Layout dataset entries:
....

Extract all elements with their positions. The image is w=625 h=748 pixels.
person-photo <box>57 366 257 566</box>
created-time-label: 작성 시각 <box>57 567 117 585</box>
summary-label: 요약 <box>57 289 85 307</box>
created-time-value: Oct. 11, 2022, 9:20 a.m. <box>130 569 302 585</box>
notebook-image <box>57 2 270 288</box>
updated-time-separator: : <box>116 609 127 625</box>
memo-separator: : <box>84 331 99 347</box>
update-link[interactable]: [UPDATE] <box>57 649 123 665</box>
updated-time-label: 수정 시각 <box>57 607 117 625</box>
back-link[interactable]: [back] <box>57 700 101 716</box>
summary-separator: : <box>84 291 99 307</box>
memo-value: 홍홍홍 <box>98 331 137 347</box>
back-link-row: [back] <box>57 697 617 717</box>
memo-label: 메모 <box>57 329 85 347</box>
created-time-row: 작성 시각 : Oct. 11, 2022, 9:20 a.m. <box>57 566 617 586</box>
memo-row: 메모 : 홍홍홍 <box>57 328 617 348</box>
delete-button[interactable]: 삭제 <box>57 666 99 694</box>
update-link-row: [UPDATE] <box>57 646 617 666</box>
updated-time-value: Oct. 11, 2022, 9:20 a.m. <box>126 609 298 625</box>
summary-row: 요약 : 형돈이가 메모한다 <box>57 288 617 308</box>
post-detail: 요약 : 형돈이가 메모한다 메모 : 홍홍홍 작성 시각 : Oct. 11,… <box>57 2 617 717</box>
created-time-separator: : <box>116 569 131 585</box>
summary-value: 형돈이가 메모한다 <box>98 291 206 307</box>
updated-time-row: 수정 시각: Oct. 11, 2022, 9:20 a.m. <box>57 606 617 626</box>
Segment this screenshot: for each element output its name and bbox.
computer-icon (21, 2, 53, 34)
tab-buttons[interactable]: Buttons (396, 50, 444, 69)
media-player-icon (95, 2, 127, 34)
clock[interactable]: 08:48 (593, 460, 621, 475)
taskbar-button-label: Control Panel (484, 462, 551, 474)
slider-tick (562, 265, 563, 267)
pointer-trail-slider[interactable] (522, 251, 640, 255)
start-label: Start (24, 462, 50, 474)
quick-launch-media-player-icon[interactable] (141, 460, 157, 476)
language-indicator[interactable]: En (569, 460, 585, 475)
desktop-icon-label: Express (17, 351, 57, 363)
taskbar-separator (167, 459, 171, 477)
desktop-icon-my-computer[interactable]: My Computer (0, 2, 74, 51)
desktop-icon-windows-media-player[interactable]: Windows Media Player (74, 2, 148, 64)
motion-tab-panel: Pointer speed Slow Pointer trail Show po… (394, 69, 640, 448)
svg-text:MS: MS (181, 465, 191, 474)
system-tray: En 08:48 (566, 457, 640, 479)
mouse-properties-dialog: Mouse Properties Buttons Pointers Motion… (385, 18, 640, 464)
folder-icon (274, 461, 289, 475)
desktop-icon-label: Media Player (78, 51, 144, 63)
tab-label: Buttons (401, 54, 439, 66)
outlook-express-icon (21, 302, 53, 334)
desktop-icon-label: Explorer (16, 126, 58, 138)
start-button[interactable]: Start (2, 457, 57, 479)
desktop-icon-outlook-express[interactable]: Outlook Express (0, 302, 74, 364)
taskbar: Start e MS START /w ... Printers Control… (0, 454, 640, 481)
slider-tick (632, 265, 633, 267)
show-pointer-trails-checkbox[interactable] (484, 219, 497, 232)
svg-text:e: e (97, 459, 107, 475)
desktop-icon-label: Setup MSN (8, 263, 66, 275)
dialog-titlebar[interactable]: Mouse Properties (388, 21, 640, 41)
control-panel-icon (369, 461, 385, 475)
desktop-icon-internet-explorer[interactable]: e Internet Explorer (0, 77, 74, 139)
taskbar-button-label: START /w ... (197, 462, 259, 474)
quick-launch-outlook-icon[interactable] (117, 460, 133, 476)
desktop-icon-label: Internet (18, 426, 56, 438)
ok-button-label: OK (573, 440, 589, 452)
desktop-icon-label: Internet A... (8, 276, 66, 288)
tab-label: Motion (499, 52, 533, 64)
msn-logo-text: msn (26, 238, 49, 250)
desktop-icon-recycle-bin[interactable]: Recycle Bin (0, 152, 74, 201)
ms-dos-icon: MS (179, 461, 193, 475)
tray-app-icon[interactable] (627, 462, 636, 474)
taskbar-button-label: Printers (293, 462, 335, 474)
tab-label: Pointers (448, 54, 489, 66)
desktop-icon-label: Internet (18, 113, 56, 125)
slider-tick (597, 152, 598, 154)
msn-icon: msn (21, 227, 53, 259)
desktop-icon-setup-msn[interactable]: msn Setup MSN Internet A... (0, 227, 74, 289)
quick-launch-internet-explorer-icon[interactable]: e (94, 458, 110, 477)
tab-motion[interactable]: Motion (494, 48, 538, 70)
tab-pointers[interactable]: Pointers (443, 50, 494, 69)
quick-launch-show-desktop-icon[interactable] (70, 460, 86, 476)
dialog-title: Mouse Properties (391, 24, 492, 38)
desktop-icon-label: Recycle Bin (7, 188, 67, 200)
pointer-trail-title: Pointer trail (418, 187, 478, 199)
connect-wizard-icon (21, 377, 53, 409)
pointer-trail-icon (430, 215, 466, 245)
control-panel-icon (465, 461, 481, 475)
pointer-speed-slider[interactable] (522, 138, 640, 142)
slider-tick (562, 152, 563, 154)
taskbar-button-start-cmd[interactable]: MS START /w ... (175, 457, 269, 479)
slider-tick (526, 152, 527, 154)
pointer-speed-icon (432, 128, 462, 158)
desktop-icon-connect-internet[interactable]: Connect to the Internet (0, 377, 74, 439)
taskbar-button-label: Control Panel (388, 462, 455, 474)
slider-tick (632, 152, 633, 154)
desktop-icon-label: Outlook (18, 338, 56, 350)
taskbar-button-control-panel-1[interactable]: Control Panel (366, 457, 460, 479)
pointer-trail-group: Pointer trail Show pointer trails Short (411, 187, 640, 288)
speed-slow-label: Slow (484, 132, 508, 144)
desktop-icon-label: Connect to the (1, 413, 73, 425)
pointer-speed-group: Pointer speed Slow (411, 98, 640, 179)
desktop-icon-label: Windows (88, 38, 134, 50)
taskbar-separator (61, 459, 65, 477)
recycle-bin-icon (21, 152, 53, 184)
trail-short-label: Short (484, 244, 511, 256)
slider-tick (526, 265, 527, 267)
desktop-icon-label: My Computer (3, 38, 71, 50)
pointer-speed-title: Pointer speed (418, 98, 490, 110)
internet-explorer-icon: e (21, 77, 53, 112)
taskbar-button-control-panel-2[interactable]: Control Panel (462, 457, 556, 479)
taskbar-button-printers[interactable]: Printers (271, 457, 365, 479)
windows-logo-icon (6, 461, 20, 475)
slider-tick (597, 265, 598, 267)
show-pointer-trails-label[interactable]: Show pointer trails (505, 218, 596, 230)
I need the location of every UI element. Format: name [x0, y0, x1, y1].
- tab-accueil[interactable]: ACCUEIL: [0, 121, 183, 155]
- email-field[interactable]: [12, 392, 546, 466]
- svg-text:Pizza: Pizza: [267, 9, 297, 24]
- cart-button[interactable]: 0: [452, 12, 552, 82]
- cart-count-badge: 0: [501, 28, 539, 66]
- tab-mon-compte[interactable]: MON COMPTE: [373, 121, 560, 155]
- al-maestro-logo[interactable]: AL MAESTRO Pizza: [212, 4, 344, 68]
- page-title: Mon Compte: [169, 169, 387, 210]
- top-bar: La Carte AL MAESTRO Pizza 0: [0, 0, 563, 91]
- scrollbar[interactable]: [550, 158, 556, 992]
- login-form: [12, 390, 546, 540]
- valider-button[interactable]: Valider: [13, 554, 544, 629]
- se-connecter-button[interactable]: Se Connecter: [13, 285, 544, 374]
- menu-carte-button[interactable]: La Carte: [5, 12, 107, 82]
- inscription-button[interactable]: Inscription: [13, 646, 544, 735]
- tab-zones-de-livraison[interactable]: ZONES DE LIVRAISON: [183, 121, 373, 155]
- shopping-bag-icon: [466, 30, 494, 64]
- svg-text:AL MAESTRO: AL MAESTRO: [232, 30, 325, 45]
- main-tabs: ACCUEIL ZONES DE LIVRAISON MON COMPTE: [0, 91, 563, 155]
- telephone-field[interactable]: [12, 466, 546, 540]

....

> **Task details**: Could you copy out, character for character, everything from the beginning of the material down to the line containing "summary-row: 요약 : 형돈이가", with that line included?

> **Final result**:
Extract all elements with their positions. The image is w=625 h=748 pixels.
person-photo <box>57 366 257 566</box>
created-time-label: 작성 시각 <box>57 567 117 585</box>
summary-label: 요약 <box>57 289 85 307</box>
created-time-value: Oct. 11, 2022, 9:20 a.m. <box>130 569 302 585</box>
notebook-image <box>57 2 270 288</box>
updated-time-separator: : <box>116 609 127 625</box>
memo-separator: : <box>84 331 99 347</box>
update-link[interactable]: [UPDATE] <box>57 649 123 665</box>
updated-time-label: 수정 시각 <box>57 607 117 625</box>
back-link[interactable]: [back] <box>57 700 101 716</box>
summary-separator: : <box>84 291 99 307</box>
memo-value: 홍홍홍 <box>98 331 137 347</box>
back-link-row: [back] <box>57 697 617 717</box>
memo-label: 메모 <box>57 329 85 347</box>
created-time-row: 작성 시각 : Oct. 11, 2022, 9:20 a.m. <box>57 566 617 586</box>
memo-row: 메모 : 홍홍홍 <box>57 328 617 348</box>
delete-button[interactable]: 삭제 <box>57 666 99 694</box>
update-link-row: [UPDATE] <box>57 646 617 666</box>
updated-time-value: Oct. 11, 2022, 9:20 a.m. <box>126 609 298 625</box>
summary-row: 요약 : 형돈이가 메모한다 <box>57 288 617 308</box>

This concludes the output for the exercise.